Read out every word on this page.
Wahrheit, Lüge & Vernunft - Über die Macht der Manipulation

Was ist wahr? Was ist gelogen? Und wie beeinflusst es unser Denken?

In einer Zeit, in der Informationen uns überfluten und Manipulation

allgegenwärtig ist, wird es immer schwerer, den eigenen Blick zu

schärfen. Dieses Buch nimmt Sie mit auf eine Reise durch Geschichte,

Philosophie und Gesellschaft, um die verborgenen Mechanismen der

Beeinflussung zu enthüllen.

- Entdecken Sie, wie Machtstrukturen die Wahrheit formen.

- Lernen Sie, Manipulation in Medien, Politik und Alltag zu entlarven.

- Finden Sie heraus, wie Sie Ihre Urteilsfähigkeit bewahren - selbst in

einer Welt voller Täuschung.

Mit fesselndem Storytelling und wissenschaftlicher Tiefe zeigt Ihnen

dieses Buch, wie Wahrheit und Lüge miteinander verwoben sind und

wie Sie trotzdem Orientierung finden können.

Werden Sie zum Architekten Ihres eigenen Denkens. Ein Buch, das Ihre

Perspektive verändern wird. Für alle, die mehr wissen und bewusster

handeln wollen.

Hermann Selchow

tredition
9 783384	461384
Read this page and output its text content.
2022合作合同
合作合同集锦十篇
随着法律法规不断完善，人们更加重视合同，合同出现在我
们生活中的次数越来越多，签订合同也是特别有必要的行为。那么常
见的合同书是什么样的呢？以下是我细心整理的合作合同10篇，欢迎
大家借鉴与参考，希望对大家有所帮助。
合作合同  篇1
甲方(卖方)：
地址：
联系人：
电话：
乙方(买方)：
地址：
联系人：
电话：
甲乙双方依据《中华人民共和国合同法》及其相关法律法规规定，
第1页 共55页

## TO DO
Type the whole listing again, unaltered.

## FINAL RESULT
Read out every word on this page.
Wahrheit, Lüge & Vernunft - Über die Macht der Manipulation

Was ist wahr? Was ist gelogen? Und wie beeinflusst es unser Denken?

In einer Zeit, in der Informationen uns überfluten und Manipulation

allgegenwärtig ist, wird es immer schwerer, den eigenen Blick zu

schärfen. Dieses Buch nimmt Sie mit auf eine Reise durch Geschichte,

Philosophie und Gesellschaft, um die verborgenen Mechanismen der

Beeinflussung zu enthüllen.

- Entdecken Sie, wie Machtstrukturen die Wahrheit formen.

- Lernen Sie, Manipulation in Medien, Politik und Alltag zu entlarven.

- Finden Sie heraus, wie Sie Ihre Urteilsfähigkeit bewahren - selbst in

einer Welt voller Täuschung.

Mit fesselndem Storytelling und wissenschaftlicher Tiefe zeigt Ihnen

dieses Buch, wie Wahrheit und Lüge miteinander verwoben sind und

wie Sie trotzdem Orientierung finden können.

Werden Sie zum Architekten Ihres eigenen Denkens. Ein Buch, das Ihre

Perspektive verändern wird. Für alle, die mehr wissen und bewusster

handeln wollen.

Hermann Selchow

tredition
9 783384	461384
Read this page and output its text content.
2022合作合同
合作合同集锦十篇
随着法律法规不断完善，人们更加重视合同，合同出现在我
们生活中的次数越来越多，签订合同也是特别有必要的行为。那么常
见的合同书是什么样的呢？以下是我细心整理的合作合同10篇，欢迎
大家借鉴与参考，希望对大家有所帮助。
合作合同  篇1
甲方(卖方)：
地址：
联系人：
电话：
乙方(买方)：
地址：
联系人：
电话：
甲乙双方依据《中华人民共和国合同法》及其相关法律法规规定，
第1页 共55页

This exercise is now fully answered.